EXERCISE PROMPT =
Print the material below line for line with no changes, leaving out the pictures.

----

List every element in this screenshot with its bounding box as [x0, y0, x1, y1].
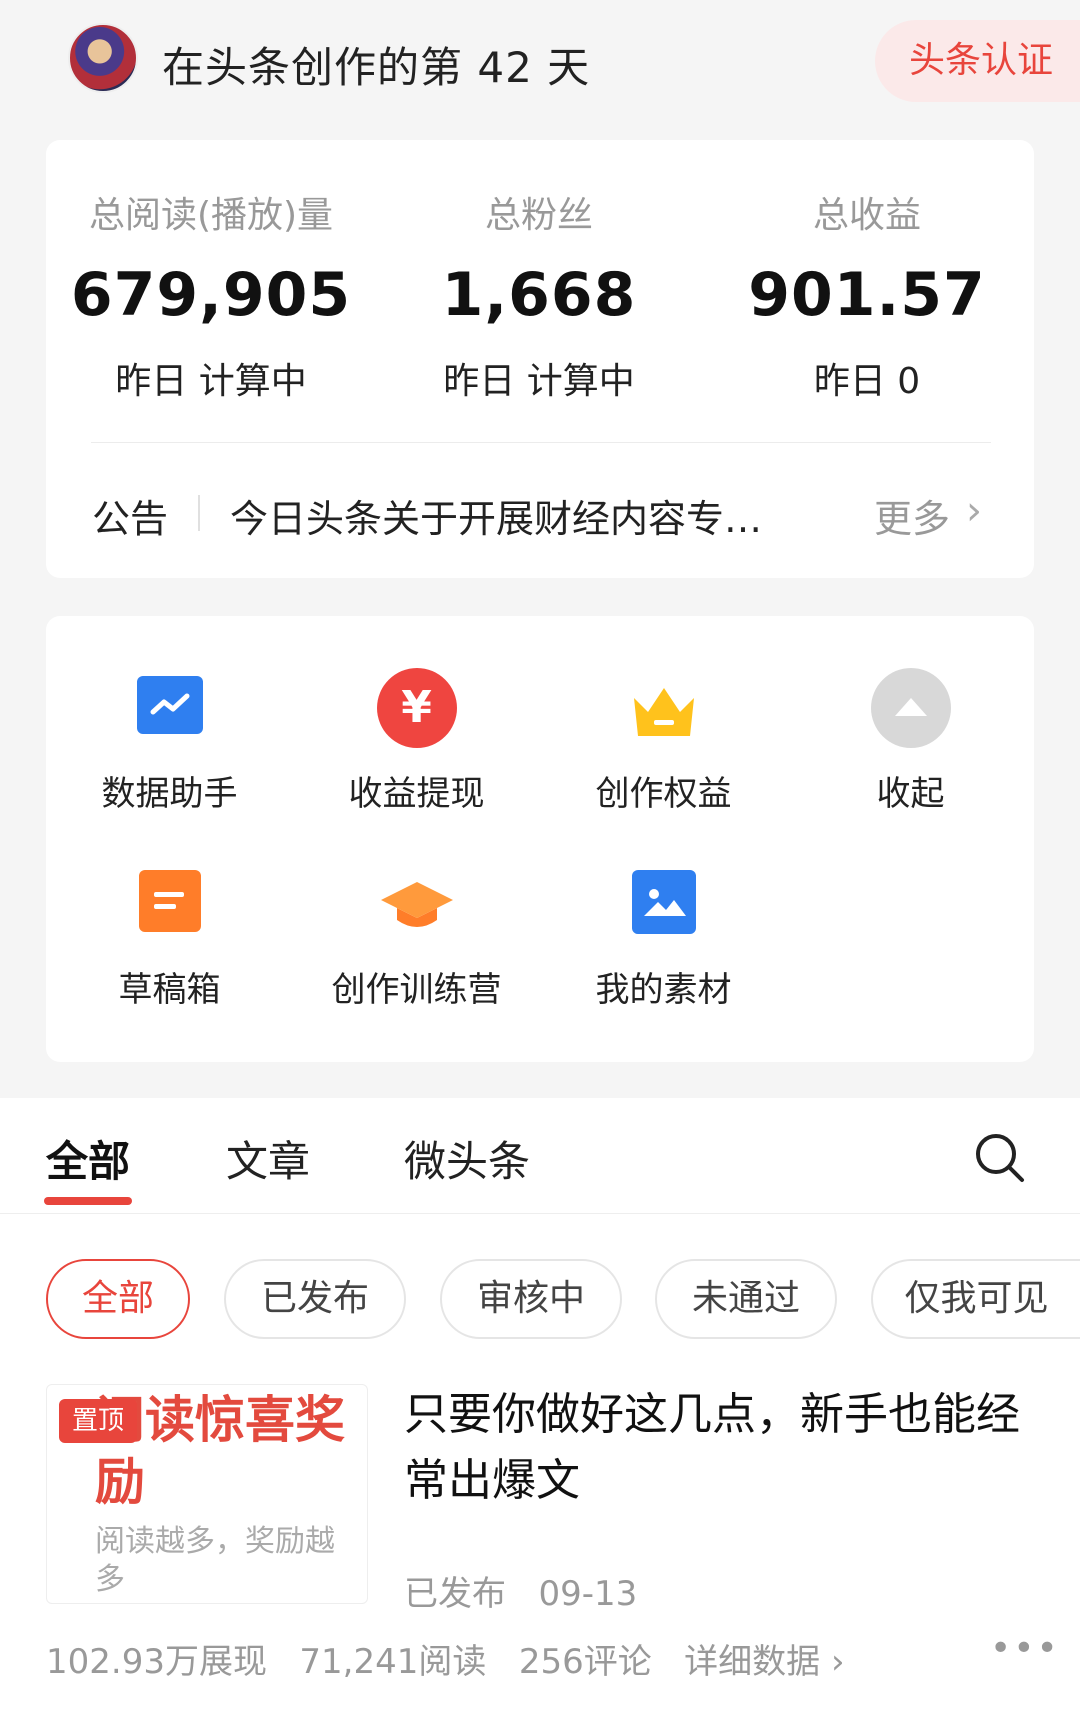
stat-yesterday: 昨日 计算中 [115, 361, 307, 402]
toutiao-certification-button[interactable]: 头条认证 [875, 20, 1080, 102]
tab-articles[interactable]: 文章 [226, 1128, 310, 1189]
filter-under-review[interactable]: 审核中 [440, 1259, 622, 1339]
tool-label: 数据助手 [101, 774, 238, 814]
page-title: 在头条创作的第 42 天 [162, 43, 591, 92]
yen-icon: ¥ [376, 668, 457, 748]
filter-rejected[interactable]: 未通过 [655, 1259, 837, 1339]
stat-value: 679,905 [70, 260, 352, 330]
tool-data-assistant[interactable]: 数据助手 [46, 616, 293, 814]
active-tab-indicator [44, 1197, 132, 1205]
detailed-data-link[interactable]: 详细数据 › [684, 1642, 844, 1682]
tool-label: 我的素材 [595, 970, 732, 1010]
tab-all[interactable]: 全部 [46, 1128, 130, 1189]
reads-count: 71,241阅读 [299, 1642, 487, 1682]
impressions-count: 102.93万展现 [46, 1642, 267, 1682]
article-status: 已发布 [404, 1574, 506, 1614]
tool-label: 创作训练营 [331, 970, 502, 1010]
filter-published[interactable]: 已发布 [224, 1259, 406, 1339]
detailed-data-label: 详细数据 [684, 1642, 821, 1682]
article-date: 09-13 [538, 1574, 638, 1614]
comments-count: 256评论 [518, 1642, 652, 1682]
tool-label: 收起 [876, 774, 945, 814]
collapse-up-icon [870, 668, 951, 748]
crown-icon [624, 668, 704, 748]
notice-more-link[interactable]: 更多 [874, 488, 950, 543]
stat-label: 总粉丝 [484, 195, 593, 236]
thumbnail-subtitle: 阅读越多，奖励越多 [95, 1524, 335, 1597]
stat-value: 901.57 [748, 260, 986, 330]
filter-all[interactable]: 全部 [46, 1259, 190, 1339]
avatar[interactable] [68, 23, 138, 93]
tool-creator-rights[interactable]: 创作权益 [540, 616, 787, 814]
tool-my-materials[interactable]: 我的素材 [540, 812, 787, 1010]
stat-label: 总阅读(播放)量 [88, 195, 334, 236]
notice-separator [198, 495, 200, 531]
search-icon[interactable] [970, 1128, 1030, 1188]
header: 在头条创作的第 42 天 头条认证 [0, 0, 1080, 130]
tool-collapse[interactable]: 收起 [787, 616, 1034, 814]
more-options-icon[interactable]: ••• [990, 1628, 1060, 1669]
tool-label: 草稿箱 [118, 970, 221, 1010]
tools-card: 数据助手 ¥ 收益提现 创作权益 收起 草稿箱 创作训练营 我的素材 [46, 616, 1034, 1062]
content-list: 全部 已发布 审核中 未通过 仅我可见 阅读惊喜奖励 阅读越多，奖励越多 置顶 … [0, 1214, 1080, 1711]
tool-earnings-withdraw[interactable]: ¥ 收益提现 [293, 616, 540, 814]
tab-micro-posts[interactable]: 微头条 [404, 1128, 530, 1189]
stats-card: 总阅读(播放)量 679,905 昨日 计算中 总粉丝 1,668 昨日 计算中… [46, 140, 1034, 578]
draft-box-icon [138, 870, 201, 932]
content-tabs: 全部 文章 微头条 [0, 1098, 1080, 1214]
chevron-right-icon[interactable]: › [966, 488, 982, 534]
tool-label: 创作权益 [595, 774, 732, 814]
notice-label: 公告 [92, 497, 169, 541]
stat-label: 总收益 [812, 195, 921, 236]
stat-yesterday: 昨日 0 [813, 361, 921, 402]
chevron-right-icon: › [830, 1642, 845, 1682]
graduation-cap-icon [377, 864, 457, 944]
article-status-line: 已发布 09-13 [404, 1566, 637, 1615]
tool-training-camp[interactable]: 创作训练营 [293, 812, 540, 1010]
stat-value: 1,668 [441, 260, 637, 330]
divider [91, 442, 991, 443]
image-icon [631, 870, 696, 934]
filter-private[interactable]: 仅我可见 [871, 1259, 1080, 1339]
article-stats: 102.93万展现 71,241阅读 256评论 详细数据 › [46, 1634, 845, 1683]
article-title[interactable]: 只要你做好这几点，新手也能经常出爆文 [404, 1382, 1024, 1514]
article-thumbnail[interactable]: 阅读惊喜奖励 阅读越多，奖励越多 置顶 [46, 1384, 368, 1604]
tool-drafts[interactable]: 草稿箱 [46, 812, 293, 1010]
tool-label: 收益提现 [348, 774, 485, 814]
notice-text[interactable]: 今日头条关于开展财经内容专… [230, 488, 810, 543]
page: 在头条创作的第 42 天 头条认证 总阅读(播放)量 679,905 昨日 计算… [0, 0, 1080, 1711]
stat-yesterday: 昨日 计算中 [443, 361, 635, 402]
pinned-badge: 置顶 [59, 1399, 137, 1443]
chart-trend-icon [136, 676, 203, 734]
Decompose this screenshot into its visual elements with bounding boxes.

----

THE RESULT =
List every element in this screenshot with its bounding box as [x0, y0, x1, y1].
stat-yesterday: 昨日 计算中 [115, 361, 307, 402]
toutiao-certification-button[interactable]: 头条认证 [875, 20, 1080, 102]
tab-articles[interactable]: 文章 [226, 1128, 310, 1189]
filter-under-review[interactable]: 审核中 [440, 1259, 622, 1339]
tool-label: 数据助手 [101, 774, 238, 814]
page-title: 在头条创作的第 42 天 [162, 43, 591, 92]
yen-icon: ¥ [376, 668, 457, 748]
filter-rejected[interactable]: 未通过 [655, 1259, 837, 1339]
stat-value: 679,905 [70, 260, 352, 330]
tool-data-assistant[interactable]: 数据助手 [46, 616, 293, 814]
active-tab-indicator [44, 1197, 132, 1205]
detailed-data-link[interactable]: 详细数据 › [684, 1642, 844, 1682]
tool-label: 我的素材 [595, 970, 732, 1010]
tab-all[interactable]: 全部 [46, 1128, 130, 1189]
reads-count: 71,241阅读 [299, 1642, 487, 1682]
impressions-count: 102.93万展现 [46, 1642, 267, 1682]
article-status: 已发布 [404, 1574, 506, 1614]
tool-label: 创作训练营 [331, 970, 502, 1010]
filter-published[interactable]: 已发布 [224, 1259, 406, 1339]
detailed-data-label: 详细数据 [684, 1642, 821, 1682]
article-date: 09-13 [538, 1574, 638, 1614]
comments-count: 256评论 [518, 1642, 652, 1682]
tool-label: 收起 [876, 774, 945, 814]
collapse-up-icon [870, 668, 951, 748]
crown-icon [624, 668, 704, 748]
notice-more-link[interactable]: 更多 [874, 488, 950, 543]
stat-label: 总粉丝 [484, 195, 593, 236]
thumbnail-subtitle: 阅读越多，奖励越多 [95, 1524, 335, 1597]
stat-value: 901.57 [748, 260, 986, 330]
filter-all[interactable]: 全部 [46, 1259, 190, 1339]
avatar[interactable] [68, 23, 138, 93]
tool-creator-rights[interactable]: 创作权益 [540, 616, 787, 814]
tool-my-materials[interactable]: 我的素材 [540, 812, 787, 1010]
stat-label: 总阅读(播放)量 [88, 195, 334, 236]
notice-separator [198, 495, 200, 531]
search-icon[interactable] [970, 1128, 1030, 1188]
header: 在头条创作的第 42 天 头条认证 [0, 0, 1080, 130]
tool-collapse[interactable]: 收起 [787, 616, 1034, 814]
more-options-icon[interactable]: ••• [990, 1628, 1060, 1669]
tool-label: 草稿箱 [118, 970, 221, 1010]
tools-card: 数据助手 ¥ 收益提现 创作权益 收起 草稿箱 创作训练营 我的素材 [46, 616, 1034, 1062]
content-list: 全部 已发布 审核中 未通过 仅我可见 阅读惊喜奖励 阅读越多，奖励越多 置顶 … [0, 1214, 1080, 1711]
tool-earnings-withdraw[interactable]: ¥ 收益提现 [293, 616, 540, 814]
tab-micro-posts[interactable]: 微头条 [404, 1128, 530, 1189]
stats-card: 总阅读(播放)量 679,905 昨日 计算中 总粉丝 1,668 昨日 计算中… [46, 140, 1034, 578]
draft-box-icon [138, 870, 201, 932]
content-tabs: 全部 文章 微头条 [0, 1098, 1080, 1214]
chevron-right-icon[interactable]: › [966, 488, 982, 534]
tool-label: 创作权益 [595, 774, 732, 814]
notice-label: 公告 [92, 497, 169, 541]
stat-label: 总收益 [812, 195, 921, 236]
stat-yesterday: 昨日 0 [813, 361, 921, 402]
chevron-right-icon: › [830, 1642, 845, 1682]
graduation-cap-icon [377, 864, 457, 944]
article-status-line: 已发布 09-13 [404, 1566, 637, 1615]
tool-training-camp[interactable]: 创作训练营 [293, 812, 540, 1010]
stat-value: 1,668 [441, 260, 637, 330]
divider [91, 442, 991, 443]
image-icon [631, 870, 696, 934]
filter-private[interactable]: 仅我可见 [871, 1259, 1080, 1339]
article-stats: 102.93万展现 71,241阅读 256评论 详细数据 › [46, 1634, 845, 1683]
article-title[interactable]: 只要你做好这几点，新手也能经常出爆文 [404, 1382, 1024, 1514]
article-thumbnail[interactable]: 阅读惊喜奖励 阅读越多，奖励越多 置顶 [46, 1384, 368, 1604]
tool-drafts[interactable]: 草稿箱 [46, 812, 293, 1010]
tool-label: 收益提现 [348, 774, 485, 814]
notice-text[interactable]: 今日头条关于开展财经内容专… [230, 488, 810, 543]
page: 在头条创作的第 42 天 头条认证 总阅读(播放)量 679,905 昨日 计算… [0, 0, 1080, 1711]
stat-yesterday: 昨日 计算中 [443, 361, 635, 402]
pinned-badge: 置顶 [59, 1399, 137, 1443]
chart-trend-icon [136, 676, 203, 734]
Decompose this screenshot into its visual elements with bounding boxes.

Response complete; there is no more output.